**Document segment:**
•••
ICTD2010 is over now and we’re happy we were there, joined the organizers and got a very special view from behind the curtains on the conference. We are still publishing interviews and are planning for an extensive wrap up of the whole four days, but as the impressions are still fresh it’s time for me to write a very personal resume on what I’ve seen and heard there, and what I think is relevant for the ICT4D field as a whole.

Interdisciplinary research field vs. Mainstreaming ICT4D

What I really liked at ICTD2010 was that there were sessions and workshops covering many different topics. Different sector-specific viewpoints on ICT4D were all invited to the conference. There were tracks on health, microfinance, environment, gender, open source and many more.

The conference organisers identified this openness to other disciplines as the main reason why there were so many people wanting to participate. They event had to close their online registration early as a result of this big demand. Approximately 580 people registered it to the conference in the end.

Naturally, this diversity led to interesting discussions and fruitful exchange (as far as I can judge). To me it seemed to be a consensus at ICTD2010 to view ICT4D as an interdisciplinary research field on its own.

This of course opposes the view of several donor organisations who want to mainstream ICT4D in their general development efforts (here Richard Heek’s case against mainstreaming ICTs in development). In the Donor Voices session at the conference this tendency was underlined once more, especially by representatives of the Swiss, Canadian and German development cooperation.

It remains to be seen how this will develop.

Practitioners vs. Researchers

A topic which was addressed at several sessions at ICTD2010 was the gap between ICT4D practitioners and researchers.

At the conference, therefore people with both backgrounds were invited and already in the opening panel of the first day, Tim Unwin challenged five renowned practitioners to share their views and to “tell us (the researchers) what they think we should be doing”. Responses called for “focus more on people’s needs”, “more critical thinking”, “make sure community ownership” , “not focus too much on technology and tools”, “a directory of organizations working and researching in the field”, “justification to be able to work in ICT4D” or “research on the regional contextual differences”. See a wrap up of the Opening Panel: Practitioners Perspectives here.

Generally at the conference many people stated that practitioners and researchers should find an appropriate language to share their expertise, so they can simplify life for each other. Furthermore the need for better documented projects as well as more engagement of researchers in the field was raised.
•••
**Extracted data:**
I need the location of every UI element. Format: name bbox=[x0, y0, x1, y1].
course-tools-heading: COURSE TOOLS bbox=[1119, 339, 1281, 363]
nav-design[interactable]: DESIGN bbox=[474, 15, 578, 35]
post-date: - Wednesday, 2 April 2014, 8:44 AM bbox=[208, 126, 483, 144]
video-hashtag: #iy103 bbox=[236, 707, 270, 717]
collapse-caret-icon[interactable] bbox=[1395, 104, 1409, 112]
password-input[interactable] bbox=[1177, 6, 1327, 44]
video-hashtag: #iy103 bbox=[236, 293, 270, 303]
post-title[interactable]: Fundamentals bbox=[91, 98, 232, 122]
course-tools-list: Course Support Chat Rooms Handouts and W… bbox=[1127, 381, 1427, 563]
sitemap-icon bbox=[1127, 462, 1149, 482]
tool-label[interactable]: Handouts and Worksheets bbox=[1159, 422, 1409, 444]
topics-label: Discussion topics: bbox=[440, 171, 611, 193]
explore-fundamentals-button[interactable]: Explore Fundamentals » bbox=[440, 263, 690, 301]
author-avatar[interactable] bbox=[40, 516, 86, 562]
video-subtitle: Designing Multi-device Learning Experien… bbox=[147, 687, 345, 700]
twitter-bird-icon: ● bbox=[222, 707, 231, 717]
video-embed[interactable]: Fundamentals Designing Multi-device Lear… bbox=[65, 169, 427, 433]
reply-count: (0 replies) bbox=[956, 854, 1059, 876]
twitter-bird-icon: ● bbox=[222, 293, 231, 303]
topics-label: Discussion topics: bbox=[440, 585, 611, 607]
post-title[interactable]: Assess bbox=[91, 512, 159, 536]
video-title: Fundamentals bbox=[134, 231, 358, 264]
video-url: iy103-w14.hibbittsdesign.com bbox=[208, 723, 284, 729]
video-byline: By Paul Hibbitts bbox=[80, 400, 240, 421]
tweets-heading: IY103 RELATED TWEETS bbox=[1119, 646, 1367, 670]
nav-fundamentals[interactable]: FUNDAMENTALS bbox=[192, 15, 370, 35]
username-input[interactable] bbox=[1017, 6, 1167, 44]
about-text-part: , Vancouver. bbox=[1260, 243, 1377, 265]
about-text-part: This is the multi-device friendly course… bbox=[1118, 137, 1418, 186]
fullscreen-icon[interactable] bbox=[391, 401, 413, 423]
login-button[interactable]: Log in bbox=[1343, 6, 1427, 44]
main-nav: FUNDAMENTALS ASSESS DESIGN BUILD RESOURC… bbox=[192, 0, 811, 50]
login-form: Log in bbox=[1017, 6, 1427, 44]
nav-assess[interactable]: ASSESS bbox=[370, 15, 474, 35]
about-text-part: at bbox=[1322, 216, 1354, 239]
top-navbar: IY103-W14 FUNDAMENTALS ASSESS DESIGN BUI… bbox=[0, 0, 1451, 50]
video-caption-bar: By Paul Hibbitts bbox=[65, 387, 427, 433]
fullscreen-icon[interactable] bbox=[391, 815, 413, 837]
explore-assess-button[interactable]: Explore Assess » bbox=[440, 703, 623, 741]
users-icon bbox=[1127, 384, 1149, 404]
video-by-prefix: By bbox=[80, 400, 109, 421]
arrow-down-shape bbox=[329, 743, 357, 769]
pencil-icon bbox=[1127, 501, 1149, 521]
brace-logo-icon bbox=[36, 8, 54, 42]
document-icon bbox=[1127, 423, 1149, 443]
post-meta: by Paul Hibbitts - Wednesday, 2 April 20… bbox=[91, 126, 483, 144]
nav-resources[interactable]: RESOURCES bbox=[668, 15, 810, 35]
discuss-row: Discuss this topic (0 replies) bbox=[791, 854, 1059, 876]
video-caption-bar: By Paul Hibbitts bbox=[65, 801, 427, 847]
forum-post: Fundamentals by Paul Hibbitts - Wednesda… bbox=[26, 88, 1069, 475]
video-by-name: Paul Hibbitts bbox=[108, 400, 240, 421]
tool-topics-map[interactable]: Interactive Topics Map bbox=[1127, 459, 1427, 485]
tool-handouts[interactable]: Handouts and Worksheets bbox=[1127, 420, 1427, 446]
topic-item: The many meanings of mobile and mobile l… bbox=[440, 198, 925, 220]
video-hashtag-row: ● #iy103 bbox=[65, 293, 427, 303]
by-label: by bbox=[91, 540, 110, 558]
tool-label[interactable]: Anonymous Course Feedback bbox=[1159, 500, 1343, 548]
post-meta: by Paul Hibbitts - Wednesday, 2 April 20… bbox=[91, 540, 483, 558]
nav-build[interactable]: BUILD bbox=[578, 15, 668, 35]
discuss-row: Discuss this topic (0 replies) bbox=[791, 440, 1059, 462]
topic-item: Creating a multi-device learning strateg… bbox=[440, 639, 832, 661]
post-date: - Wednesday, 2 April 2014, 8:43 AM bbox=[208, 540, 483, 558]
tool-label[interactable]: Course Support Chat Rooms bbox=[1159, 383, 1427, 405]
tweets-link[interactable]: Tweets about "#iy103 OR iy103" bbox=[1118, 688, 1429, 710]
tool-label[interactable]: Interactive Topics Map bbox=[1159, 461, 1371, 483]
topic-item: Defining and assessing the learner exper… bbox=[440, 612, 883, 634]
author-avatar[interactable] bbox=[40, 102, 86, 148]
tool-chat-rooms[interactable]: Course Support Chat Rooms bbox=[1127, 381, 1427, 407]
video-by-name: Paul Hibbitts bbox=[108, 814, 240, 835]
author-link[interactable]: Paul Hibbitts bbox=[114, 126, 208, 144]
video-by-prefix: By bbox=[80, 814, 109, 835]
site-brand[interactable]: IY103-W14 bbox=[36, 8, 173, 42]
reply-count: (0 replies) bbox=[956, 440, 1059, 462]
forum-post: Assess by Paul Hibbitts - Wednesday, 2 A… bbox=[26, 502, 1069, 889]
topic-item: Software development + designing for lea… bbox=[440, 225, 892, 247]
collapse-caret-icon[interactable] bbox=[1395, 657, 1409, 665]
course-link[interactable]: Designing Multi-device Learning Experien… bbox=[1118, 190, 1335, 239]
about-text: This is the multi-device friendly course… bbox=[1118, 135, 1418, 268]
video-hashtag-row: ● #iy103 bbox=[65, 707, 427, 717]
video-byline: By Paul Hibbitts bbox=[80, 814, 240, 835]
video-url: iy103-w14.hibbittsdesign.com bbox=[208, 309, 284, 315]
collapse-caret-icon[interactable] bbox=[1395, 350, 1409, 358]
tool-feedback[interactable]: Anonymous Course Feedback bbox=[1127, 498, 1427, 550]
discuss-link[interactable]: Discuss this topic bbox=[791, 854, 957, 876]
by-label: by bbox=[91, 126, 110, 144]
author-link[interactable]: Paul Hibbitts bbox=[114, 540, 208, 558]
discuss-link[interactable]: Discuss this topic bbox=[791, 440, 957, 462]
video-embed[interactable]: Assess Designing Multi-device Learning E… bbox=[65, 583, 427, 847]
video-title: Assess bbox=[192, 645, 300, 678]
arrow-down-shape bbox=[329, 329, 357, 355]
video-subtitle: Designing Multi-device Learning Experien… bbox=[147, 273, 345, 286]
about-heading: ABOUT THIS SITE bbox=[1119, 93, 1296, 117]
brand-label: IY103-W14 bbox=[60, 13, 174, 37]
•••
**Written request:** Pick up the ICTD2010 conference write-up where it stops and keep writing it.

**Response:**
Sharing failure

An improvement which Anriette Esterhuysen identified in an interview we held with her was that “people are more willing now to talk about their failed projects”. Also, as is stated in the WWW foundation blog:

there were quite a few papers presenting failed initiatives. Failure can be as instructive as success. But as academic disciplines grow up, they become competitive for promotion and funding, and failure becomes shame.

This also fits with other recent initiatives to motivate people in ICT4D projects to publish their failure as well as their success (for example Mobileactive.org’s Failfare intitiative), as it’s people’s lives ICT4D projects are dealing with and repeating mistakes can have severe impacts.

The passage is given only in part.